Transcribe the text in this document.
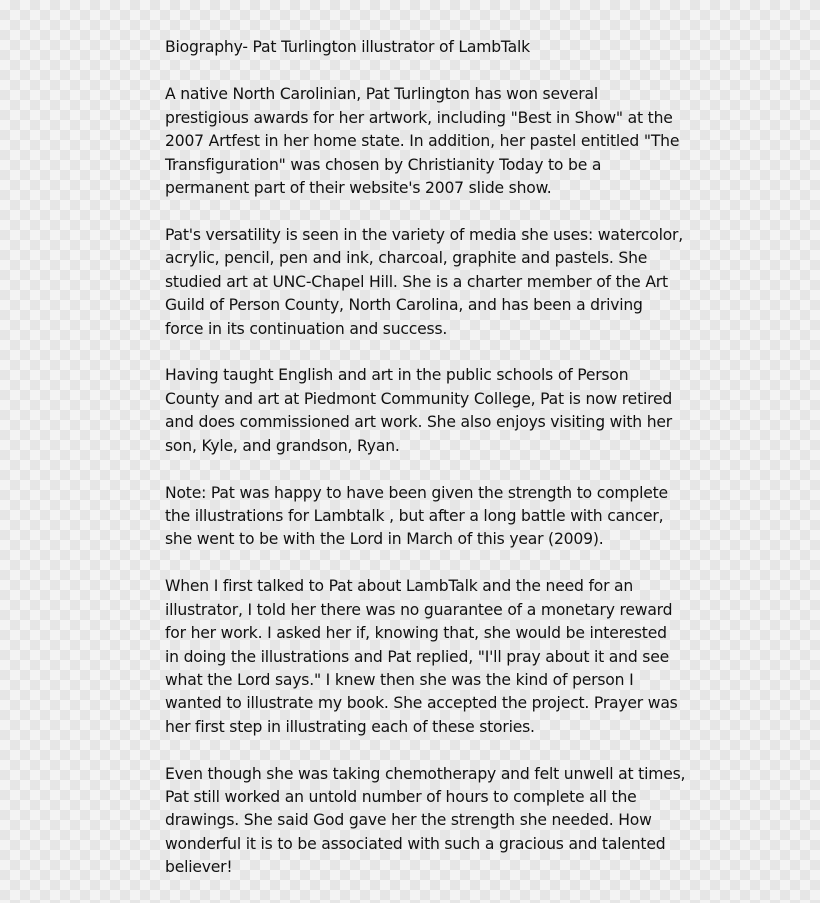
Biography- Pat Turlington illustrator of LambTalk
A native North Carolinian, Pat Turlington has won several
prestigious awards for her artwork, including "Best in Show" at the
2007 Artfest in her home state. In addition, her pastel entitled "The
Transfiguration" was chosen by Christianity Today to be a
permanent part of their website's 2007 slide show.
Pat's versatility is seen in the variety of media she uses: watercolor,
acrylic, pencil, pen and ink, charcoal, graphite and pastels. She
studied art at UNC-Chapel Hill. She is a charter member of the Art
Guild of Person County, North Carolina, and has been a driving
force in its continuation and success.
Having taught English and art in the public schools of Person
County and art at Piedmont Community College, Pat is now retired
and does commissioned art work. She also enjoys visiting with her
son, Kyle, and grandson, Ryan.
Note: Pat was happy to have been given the strength to complete
the illustrations for Lambtalk , but after a long battle with cancer,
she went to be with the Lord in March of this year (2009).
When I first talked to Pat about LambTalk and the need for an
illustrator, I told her there was no guarantee of a monetary reward
for her work. I asked her if, knowing that, she would be interested
in doing the illustrations and Pat replied, "I'll pray about it and see
what the Lord says." I knew then she was the kind of person I
wanted to illustrate my book. She accepted the project. Prayer was
her first step in illustrating each of these stories.
Even though she was taking chemotherapy and felt unwell at times,
Pat still worked an untold number of hours to complete all the
drawings. She said God gave her the strength she needed. How
wonderful it is to be associated with such a gracious and talented
believer!
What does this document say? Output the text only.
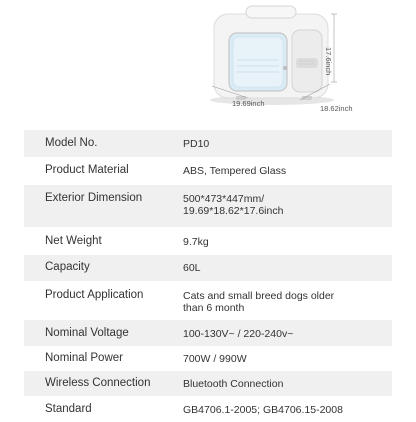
19.69inch
18.62inch
17.6inch
Model No.	PD10
Product Material	ABS, Tempered Glass
Exterior Dimension	500*473*447mm/
19.69*18.62*17.6inch
Net Weight	9.7kg
Capacity	60L
Product Application	Cats and small breed dogs older
than 6 month
Nominal Voltage	100-130V~ / 220-240v~
Nominal Power	700W / 990W
Wireless Connection	Bluetooth Connection
Standard	GB4706.1-2005; GB4706.15-2008
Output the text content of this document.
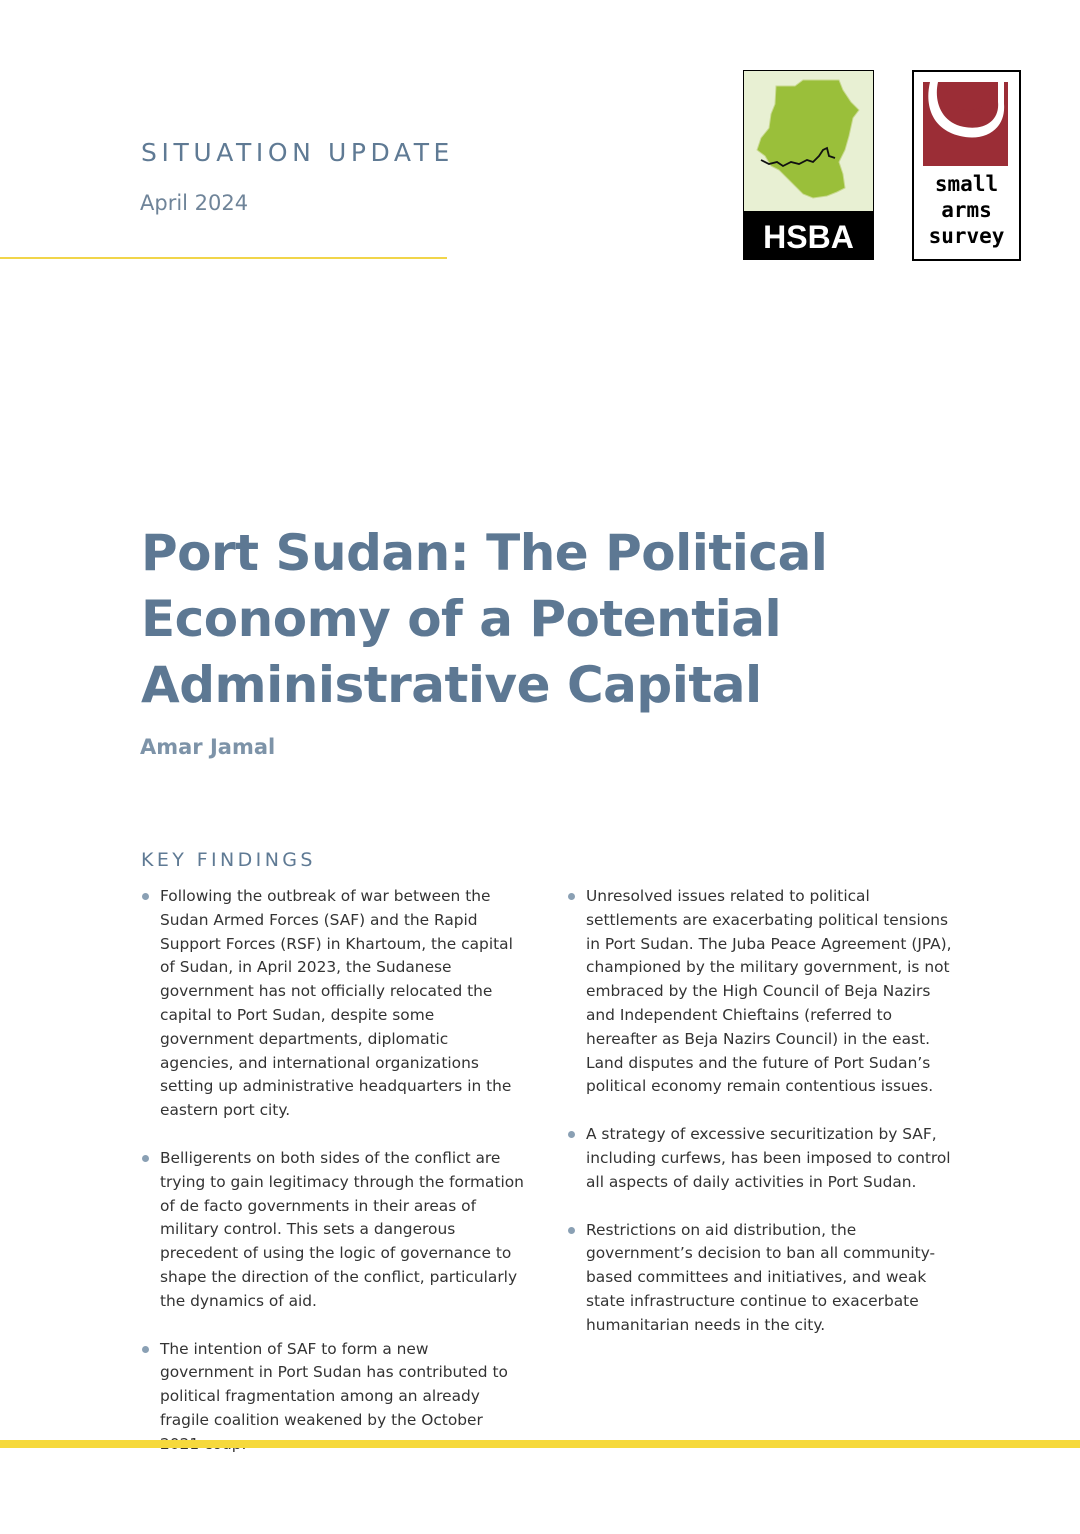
SITUATION UPDATE
April 2024
HSBA
small
arms
survey
Port Sudan: The Political
Economy of a Potential
Administrative Capital
Amar Jamal
KEY FINDINGS
Following the outbreak of war between the Sudan Armed Forces (SAF) and the Rapid Support Forces (RSF) in Khartoum, the capital of Sudan, in April 2023, the Sudanese government has not officially relocated the capital to Port Sudan, despite some government departments, diplomatic agencies, and international organizations setting up administrative headquarters in the eastern port city.
Belligerents on both sides of the conflict are trying to gain legitimacy through the formation of de facto governments in their areas of military control. This sets a dangerous precedent of using the logic of governance to shape the direction of the conflict, particularly the dynamics of aid.
The intention of SAF to form a new government in Port Sudan has contributed to political fragmentation among an already fragile coalition weakened by the October
Unresolved issues related to political settlements are exacerbating political tensions in Port Sudan. The Juba Peace Agreement (JPA), championed by the military government, is not embraced by the High Council of Beja Nazirs and Independent Chieftains (referred to hereafter as Beja Nazirs Council) in the east. Land disputes and the future of Port Sudan’s political economy remain contentious issues.
A strategy of excessive securitization by SAF, including curfews, has been imposed to control all aspects of daily activities in Port Sudan.
Restrictions on aid distribution, the government’s decision to ban all community-based committees and initiatives, and weak state infrastructure continue to exacerbate humanitarian needs in the city.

□ □ □ □ □ □ □

*Problem requirements*
Count how many lines above carry the word "with". Only the number is required.

*The solution*
4